Exercise directions ▸ Reproduce every line of the records below verbatim, without any alteration.

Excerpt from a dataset

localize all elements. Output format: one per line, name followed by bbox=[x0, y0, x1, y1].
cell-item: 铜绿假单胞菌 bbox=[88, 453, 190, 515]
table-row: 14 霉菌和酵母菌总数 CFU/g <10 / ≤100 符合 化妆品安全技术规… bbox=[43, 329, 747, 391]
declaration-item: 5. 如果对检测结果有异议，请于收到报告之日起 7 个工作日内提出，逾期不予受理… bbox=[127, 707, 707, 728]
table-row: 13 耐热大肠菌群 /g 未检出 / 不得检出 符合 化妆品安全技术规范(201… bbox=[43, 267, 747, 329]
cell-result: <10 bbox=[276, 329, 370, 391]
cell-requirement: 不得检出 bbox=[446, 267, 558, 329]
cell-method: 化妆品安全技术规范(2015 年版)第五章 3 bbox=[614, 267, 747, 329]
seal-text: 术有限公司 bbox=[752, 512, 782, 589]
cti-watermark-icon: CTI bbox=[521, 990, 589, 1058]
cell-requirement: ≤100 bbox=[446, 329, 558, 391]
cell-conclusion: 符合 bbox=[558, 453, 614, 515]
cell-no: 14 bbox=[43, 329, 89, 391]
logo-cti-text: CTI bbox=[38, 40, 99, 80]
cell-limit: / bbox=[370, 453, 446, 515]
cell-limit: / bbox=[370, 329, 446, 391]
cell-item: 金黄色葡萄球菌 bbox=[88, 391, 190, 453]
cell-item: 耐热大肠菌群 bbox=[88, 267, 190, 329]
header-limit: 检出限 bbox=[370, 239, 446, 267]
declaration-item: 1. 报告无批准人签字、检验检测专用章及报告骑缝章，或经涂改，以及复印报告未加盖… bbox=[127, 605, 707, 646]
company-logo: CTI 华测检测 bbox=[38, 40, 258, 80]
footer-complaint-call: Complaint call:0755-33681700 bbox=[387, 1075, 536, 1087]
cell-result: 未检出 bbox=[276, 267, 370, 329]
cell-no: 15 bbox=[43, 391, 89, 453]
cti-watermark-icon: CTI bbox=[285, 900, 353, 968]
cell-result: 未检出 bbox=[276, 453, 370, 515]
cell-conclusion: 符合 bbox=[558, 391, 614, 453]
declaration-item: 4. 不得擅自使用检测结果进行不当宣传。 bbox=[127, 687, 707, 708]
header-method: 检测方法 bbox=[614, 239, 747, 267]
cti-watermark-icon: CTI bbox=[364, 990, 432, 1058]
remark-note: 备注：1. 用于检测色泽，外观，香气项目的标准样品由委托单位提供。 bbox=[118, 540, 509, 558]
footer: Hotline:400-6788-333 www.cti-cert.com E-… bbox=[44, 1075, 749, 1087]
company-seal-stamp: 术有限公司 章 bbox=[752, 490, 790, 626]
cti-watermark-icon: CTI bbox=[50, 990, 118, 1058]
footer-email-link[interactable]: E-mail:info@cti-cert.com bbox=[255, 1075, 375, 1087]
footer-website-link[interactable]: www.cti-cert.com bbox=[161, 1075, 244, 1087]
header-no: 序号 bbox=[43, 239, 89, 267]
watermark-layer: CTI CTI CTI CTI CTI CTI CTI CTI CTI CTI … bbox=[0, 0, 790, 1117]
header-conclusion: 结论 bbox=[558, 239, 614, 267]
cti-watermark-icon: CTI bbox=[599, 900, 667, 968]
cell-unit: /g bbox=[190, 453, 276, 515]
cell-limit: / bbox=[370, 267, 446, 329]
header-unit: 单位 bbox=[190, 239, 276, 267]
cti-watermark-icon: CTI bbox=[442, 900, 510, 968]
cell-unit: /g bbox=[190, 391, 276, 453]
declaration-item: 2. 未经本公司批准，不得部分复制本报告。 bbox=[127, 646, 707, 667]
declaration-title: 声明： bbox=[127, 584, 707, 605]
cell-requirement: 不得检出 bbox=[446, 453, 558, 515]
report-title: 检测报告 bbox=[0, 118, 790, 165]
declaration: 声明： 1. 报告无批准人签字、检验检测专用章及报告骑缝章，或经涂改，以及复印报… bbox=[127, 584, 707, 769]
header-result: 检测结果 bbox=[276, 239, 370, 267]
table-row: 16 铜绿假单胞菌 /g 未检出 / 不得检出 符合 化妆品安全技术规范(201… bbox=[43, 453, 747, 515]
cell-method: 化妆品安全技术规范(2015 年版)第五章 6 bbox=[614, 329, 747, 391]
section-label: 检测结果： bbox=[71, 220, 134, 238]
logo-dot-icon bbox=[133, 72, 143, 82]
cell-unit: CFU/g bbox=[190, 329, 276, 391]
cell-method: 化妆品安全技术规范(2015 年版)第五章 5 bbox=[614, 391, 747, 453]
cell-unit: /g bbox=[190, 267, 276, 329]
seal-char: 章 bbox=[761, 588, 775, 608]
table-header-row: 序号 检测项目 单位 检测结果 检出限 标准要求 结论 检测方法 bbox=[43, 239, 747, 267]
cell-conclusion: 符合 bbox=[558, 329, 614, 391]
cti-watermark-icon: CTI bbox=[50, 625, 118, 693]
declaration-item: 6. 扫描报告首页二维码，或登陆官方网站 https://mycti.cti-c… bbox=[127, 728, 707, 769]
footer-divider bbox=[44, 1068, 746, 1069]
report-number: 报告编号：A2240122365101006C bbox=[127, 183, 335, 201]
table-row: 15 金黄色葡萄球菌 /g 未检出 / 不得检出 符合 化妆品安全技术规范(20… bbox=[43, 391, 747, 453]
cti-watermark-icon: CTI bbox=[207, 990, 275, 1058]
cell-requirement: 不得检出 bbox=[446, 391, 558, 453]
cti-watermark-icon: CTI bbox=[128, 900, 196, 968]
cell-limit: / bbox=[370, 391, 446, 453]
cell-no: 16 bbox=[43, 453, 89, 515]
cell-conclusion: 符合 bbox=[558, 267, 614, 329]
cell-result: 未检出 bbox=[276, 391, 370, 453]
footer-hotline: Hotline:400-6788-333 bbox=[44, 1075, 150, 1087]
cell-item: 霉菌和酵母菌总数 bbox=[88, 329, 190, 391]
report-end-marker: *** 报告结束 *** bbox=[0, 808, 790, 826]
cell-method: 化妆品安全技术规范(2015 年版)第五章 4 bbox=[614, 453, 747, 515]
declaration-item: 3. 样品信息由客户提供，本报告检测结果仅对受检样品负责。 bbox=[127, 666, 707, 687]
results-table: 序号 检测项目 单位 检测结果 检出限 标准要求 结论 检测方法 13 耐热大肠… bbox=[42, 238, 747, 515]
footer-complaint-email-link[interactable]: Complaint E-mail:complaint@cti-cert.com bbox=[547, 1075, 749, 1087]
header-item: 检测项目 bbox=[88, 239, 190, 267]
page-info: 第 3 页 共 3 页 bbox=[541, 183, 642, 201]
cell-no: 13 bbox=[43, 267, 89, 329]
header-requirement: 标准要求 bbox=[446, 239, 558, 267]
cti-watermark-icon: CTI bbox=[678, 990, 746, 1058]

Response to this exercise ▸
localize all elements. Output format: one per line, name followed by bbox=[x0, y0, x1, y1].
cell-item: 铜绿假单胞菌 bbox=[88, 453, 190, 515]
table-row: 14 霉菌和酵母菌总数 CFU/g <10 / ≤100 符合 化妆品安全技术规… bbox=[43, 329, 747, 391]
declaration-item: 5. 如果对检测结果有异议，请于收到报告之日起 7 个工作日内提出，逾期不予受理… bbox=[127, 707, 707, 728]
table-row: 13 耐热大肠菌群 /g 未检出 / 不得检出 符合 化妆品安全技术规范(201… bbox=[43, 267, 747, 329]
cell-result: <10 bbox=[276, 329, 370, 391]
cell-requirement: 不得检出 bbox=[446, 267, 558, 329]
cell-method: 化妆品安全技术规范(2015 年版)第五章 3 bbox=[614, 267, 747, 329]
seal-text: 术有限公司 bbox=[752, 512, 782, 589]
cti-watermark-icon: CTI bbox=[521, 990, 589, 1058]
cell-requirement: ≤100 bbox=[446, 329, 558, 391]
cell-conclusion: 符合 bbox=[558, 453, 614, 515]
cell-no: 14 bbox=[43, 329, 89, 391]
logo-cti-text: CTI bbox=[38, 40, 99, 80]
cell-limit: / bbox=[370, 453, 446, 515]
cell-limit: / bbox=[370, 329, 446, 391]
cell-item: 金黄色葡萄球菌 bbox=[88, 391, 190, 453]
cell-item: 耐热大肠菌群 bbox=[88, 267, 190, 329]
header-limit: 检出限 bbox=[370, 239, 446, 267]
declaration-item: 1. 报告无批准人签字、检验检测专用章及报告骑缝章，或经涂改，以及复印报告未加盖… bbox=[127, 605, 707, 646]
company-logo: CTI 华测检测 bbox=[38, 40, 258, 80]
footer-complaint-call: Complaint call:0755-33681700 bbox=[387, 1075, 536, 1087]
cell-result: 未检出 bbox=[276, 267, 370, 329]
cell-no: 15 bbox=[43, 391, 89, 453]
cti-watermark-icon: CTI bbox=[285, 900, 353, 968]
cell-result: 未检出 bbox=[276, 453, 370, 515]
cell-conclusion: 符合 bbox=[558, 391, 614, 453]
declaration-item: 4. 不得擅自使用检测结果进行不当宣传。 bbox=[127, 687, 707, 708]
header-method: 检测方法 bbox=[614, 239, 747, 267]
cti-watermark-icon: CTI bbox=[364, 990, 432, 1058]
remark-note: 备注：1. 用于检测色泽，外观，香气项目的标准样品由委托单位提供。 bbox=[118, 540, 509, 558]
footer: Hotline:400-6788-333 www.cti-cert.com E-… bbox=[44, 1075, 749, 1087]
company-seal-stamp: 术有限公司 章 bbox=[752, 490, 790, 626]
cti-watermark-icon: CTI bbox=[50, 990, 118, 1058]
footer-email-link[interactable]: E-mail:info@cti-cert.com bbox=[255, 1075, 375, 1087]
footer-website-link[interactable]: www.cti-cert.com bbox=[161, 1075, 244, 1087]
header-no: 序号 bbox=[43, 239, 89, 267]
watermark-layer: CTI CTI CTI CTI CTI CTI CTI CTI CTI CTI … bbox=[0, 0, 790, 1117]
header-conclusion: 结论 bbox=[558, 239, 614, 267]
cti-watermark-icon: CTI bbox=[599, 900, 667, 968]
cell-unit: /g bbox=[190, 453, 276, 515]
cell-limit: / bbox=[370, 267, 446, 329]
header-unit: 单位 bbox=[190, 239, 276, 267]
cti-watermark-icon: CTI bbox=[442, 900, 510, 968]
cell-unit: /g bbox=[190, 391, 276, 453]
declaration-item: 2. 未经本公司批准，不得部分复制本报告。 bbox=[127, 646, 707, 667]
declaration-title: 声明： bbox=[127, 584, 707, 605]
cell-requirement: 不得检出 bbox=[446, 453, 558, 515]
report-title: 检测报告 bbox=[0, 118, 790, 165]
declaration: 声明： 1. 报告无批准人签字、检验检测专用章及报告骑缝章，或经涂改，以及复印报… bbox=[127, 584, 707, 769]
header-result: 检测结果 bbox=[276, 239, 370, 267]
table-row: 16 铜绿假单胞菌 /g 未检出 / 不得检出 符合 化妆品安全技术规范(201… bbox=[43, 453, 747, 515]
cell-method: 化妆品安全技术规范(2015 年版)第五章 6 bbox=[614, 329, 747, 391]
section-label: 检测结果： bbox=[71, 220, 134, 238]
logo-dot-icon bbox=[133, 72, 143, 82]
cell-unit: CFU/g bbox=[190, 329, 276, 391]
cell-method: 化妆品安全技术规范(2015 年版)第五章 5 bbox=[614, 391, 747, 453]
cell-unit: /g bbox=[190, 267, 276, 329]
seal-char: 章 bbox=[761, 588, 775, 608]
table-header-row: 序号 检测项目 单位 检测结果 检出限 标准要求 结论 检测方法 bbox=[43, 239, 747, 267]
cell-conclusion: 符合 bbox=[558, 329, 614, 391]
cti-watermark-icon: CTI bbox=[50, 625, 118, 693]
declaration-item: 6. 扫描报告首页二维码，或登陆官方网站 https://mycti.cti-c… bbox=[127, 728, 707, 769]
footer-divider bbox=[44, 1068, 746, 1069]
report-number: 报告编号：A2240122365101006C bbox=[127, 183, 335, 201]
table-row: 15 金黄色葡萄球菌 /g 未检出 / 不得检出 符合 化妆品安全技术规范(20… bbox=[43, 391, 747, 453]
cti-watermark-icon: CTI bbox=[207, 990, 275, 1058]
cell-requirement: 不得检出 bbox=[446, 391, 558, 453]
cti-watermark-icon: CTI bbox=[128, 900, 196, 968]
cell-limit: / bbox=[370, 391, 446, 453]
cell-no: 16 bbox=[43, 453, 89, 515]
cell-conclusion: 符合 bbox=[558, 267, 614, 329]
cell-result: 未检出 bbox=[276, 391, 370, 453]
footer-hotline: Hotline:400-6788-333 bbox=[44, 1075, 150, 1087]
cell-item: 霉菌和酵母菌总数 bbox=[88, 329, 190, 391]
report-end-marker: *** 报告结束 *** bbox=[0, 808, 790, 826]
cell-method: 化妆品安全技术规范(2015 年版)第五章 4 bbox=[614, 453, 747, 515]
declaration-item: 3. 样品信息由客户提供，本报告检测结果仅对受检样品负责。 bbox=[127, 666, 707, 687]
results-table: 序号 检测项目 单位 检测结果 检出限 标准要求 结论 检测方法 13 耐热大肠… bbox=[42, 238, 747, 515]
footer-complaint-email-link[interactable]: Complaint E-mail:complaint@cti-cert.com bbox=[547, 1075, 749, 1087]
header-item: 检测项目 bbox=[88, 239, 190, 267]
page-info: 第 3 页 共 3 页 bbox=[541, 183, 642, 201]
cell-no: 13 bbox=[43, 267, 89, 329]
header-requirement: 标准要求 bbox=[446, 239, 558, 267]
cti-watermark-icon: CTI bbox=[678, 990, 746, 1058]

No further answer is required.